**Collected data**
##########
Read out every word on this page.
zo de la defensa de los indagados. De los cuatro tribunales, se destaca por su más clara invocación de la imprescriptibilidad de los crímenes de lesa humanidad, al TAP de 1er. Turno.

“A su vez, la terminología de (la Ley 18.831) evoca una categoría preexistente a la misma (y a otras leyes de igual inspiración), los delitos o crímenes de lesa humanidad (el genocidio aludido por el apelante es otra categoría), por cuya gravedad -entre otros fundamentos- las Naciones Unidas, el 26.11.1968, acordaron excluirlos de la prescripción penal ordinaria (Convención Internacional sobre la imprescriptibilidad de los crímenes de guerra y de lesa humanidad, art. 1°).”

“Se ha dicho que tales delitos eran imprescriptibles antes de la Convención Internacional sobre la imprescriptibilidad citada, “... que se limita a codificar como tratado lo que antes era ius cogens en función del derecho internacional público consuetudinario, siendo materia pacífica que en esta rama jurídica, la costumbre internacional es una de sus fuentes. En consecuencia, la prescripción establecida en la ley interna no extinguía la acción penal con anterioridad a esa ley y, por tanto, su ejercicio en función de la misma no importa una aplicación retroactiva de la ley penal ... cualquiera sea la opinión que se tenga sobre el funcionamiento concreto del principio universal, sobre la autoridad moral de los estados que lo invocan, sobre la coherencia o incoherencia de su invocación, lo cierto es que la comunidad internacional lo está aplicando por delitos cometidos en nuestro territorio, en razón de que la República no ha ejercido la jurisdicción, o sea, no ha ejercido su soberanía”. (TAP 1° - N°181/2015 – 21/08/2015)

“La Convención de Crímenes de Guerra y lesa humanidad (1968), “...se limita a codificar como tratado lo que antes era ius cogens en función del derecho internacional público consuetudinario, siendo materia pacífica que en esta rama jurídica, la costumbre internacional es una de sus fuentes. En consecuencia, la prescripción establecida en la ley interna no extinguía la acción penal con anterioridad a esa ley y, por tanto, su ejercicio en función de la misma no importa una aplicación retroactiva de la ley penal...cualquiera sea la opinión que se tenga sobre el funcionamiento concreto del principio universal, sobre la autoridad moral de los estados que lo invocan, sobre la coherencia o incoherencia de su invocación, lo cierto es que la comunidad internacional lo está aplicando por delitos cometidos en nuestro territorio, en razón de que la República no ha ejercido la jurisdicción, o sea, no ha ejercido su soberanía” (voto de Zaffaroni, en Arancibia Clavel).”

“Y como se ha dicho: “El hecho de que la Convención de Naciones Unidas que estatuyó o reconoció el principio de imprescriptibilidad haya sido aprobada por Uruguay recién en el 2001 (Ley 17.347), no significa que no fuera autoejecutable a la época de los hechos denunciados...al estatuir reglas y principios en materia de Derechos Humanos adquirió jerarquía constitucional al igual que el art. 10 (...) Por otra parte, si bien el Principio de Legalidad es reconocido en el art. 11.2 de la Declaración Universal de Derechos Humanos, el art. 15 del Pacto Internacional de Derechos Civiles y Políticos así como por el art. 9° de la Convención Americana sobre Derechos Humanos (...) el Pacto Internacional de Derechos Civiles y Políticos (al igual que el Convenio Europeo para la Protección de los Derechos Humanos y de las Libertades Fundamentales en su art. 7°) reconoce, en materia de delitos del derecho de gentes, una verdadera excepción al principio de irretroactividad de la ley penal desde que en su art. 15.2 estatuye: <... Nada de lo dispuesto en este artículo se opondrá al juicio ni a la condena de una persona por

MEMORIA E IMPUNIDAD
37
##########
**PROBLEM TO SOLVE**
The listing above should be transcribed in full, exactly as written.

**RESPONSE TO THE EXERCISE**
Read out every word on this page.
zo de la defensa de los indagados. De los cuatro tribunales, se destaca por su más clara invocación de la imprescriptibilidad de los crímenes de lesa humanidad, al TAP de 1er. Turno.

“A su vez, la terminología de (la Ley 18.831) evoca una categoría preexistente a la misma (y a otras leyes de igual inspiración), los delitos o crímenes de lesa humanidad (el genocidio aludido por el apelante es otra categoría), por cuya gravedad -entre otros fundamentos- las Naciones Unidas, el 26.11.1968, acordaron excluirlos de la prescripción penal ordinaria (Convención Internacional sobre la imprescriptibilidad de los crímenes de guerra y de lesa humanidad, art. 1°).”

“Se ha dicho que tales delitos eran imprescriptibles antes de la Convención Internacional sobre la imprescriptibilidad citada, “... que se limita a codificar como tratado lo que antes era ius cogens en función del derecho internacional público consuetudinario, siendo materia pacífica que en esta rama jurídica, la costumbre internacional es una de sus fuentes. En consecuencia, la prescripción establecida en la ley interna no extinguía la acción penal con anterioridad a esa ley y, por tanto, su ejercicio en función de la misma no importa una aplicación retroactiva de la ley penal ... cualquiera sea la opinión que se tenga sobre el funcionamiento concreto del principio universal, sobre la autoridad moral de los estados que lo invocan, sobre la coherencia o incoherencia de su invocación, lo cierto es que la comunidad internacional lo está aplicando por delitos cometidos en nuestro territorio, en razón de que la República no ha ejercido la jurisdicción, o sea, no ha ejercido su soberanía”. (TAP 1° - N°181/2015 – 21/08/2015)

“La Convención de Crímenes de Guerra y lesa humanidad (1968), “...se limita a codificar como tratado lo que antes era ius cogens en función del derecho internacional público consuetudinario, siendo materia pacífica que en esta rama jurídica, la costumbre internacional es una de sus fuentes. En consecuencia, la prescripción establecida en la ley interna no extinguía la acción penal con anterioridad a esa ley y, por tanto, su ejercicio en función de la misma no importa una aplicación retroactiva de la ley penal...cualquiera sea la opinión que se tenga sobre el funcionamiento concreto del principio universal, sobre la autoridad moral de los estados que lo invocan, sobre la coherencia o incoherencia de su invocación, lo cierto es que la comunidad internacional lo está aplicando por delitos cometidos en nuestro territorio, en razón de que la República no ha ejercido la jurisdicción, o sea, no ha ejercido su soberanía” (voto de Zaffaroni, en Arancibia Clavel).”

“Y como se ha dicho: “El hecho de que la Convención de Naciones Unidas que estatuyó o reconoció el principio de imprescriptibilidad haya sido aprobada por Uruguay recién en el 2001 (Ley 17.347), no significa que no fuera autoejecutable a la época de los hechos denunciados...al estatuir reglas y principios en materia de Derechos Humanos adquirió jerarquía constitucional al igual que el art. 10 (...) Por otra parte, si bien el Principio de Legalidad es reconocido en el art. 11.2 de la Declaración Universal de Derechos Humanos, el art. 15 del Pacto Internacional de Derechos Civiles y Políticos así como por el art. 9° de la Convención Americana sobre Derechos Humanos (...) el Pacto Internacional de Derechos Civiles y Políticos (al igual que el Convenio Europeo para la Protección de los Derechos Humanos y de las Libertades Fundamentales en su art. 7°) reconoce, en materia de delitos del derecho de gentes, una verdadera excepción al principio de irretroactividad de la ley penal desde que en su art. 15.2 estatuye: <... Nada de lo dispuesto en este artículo se opondrá al juicio ni a la condena de una persona por

MEMORIA E IMPUNIDAD
37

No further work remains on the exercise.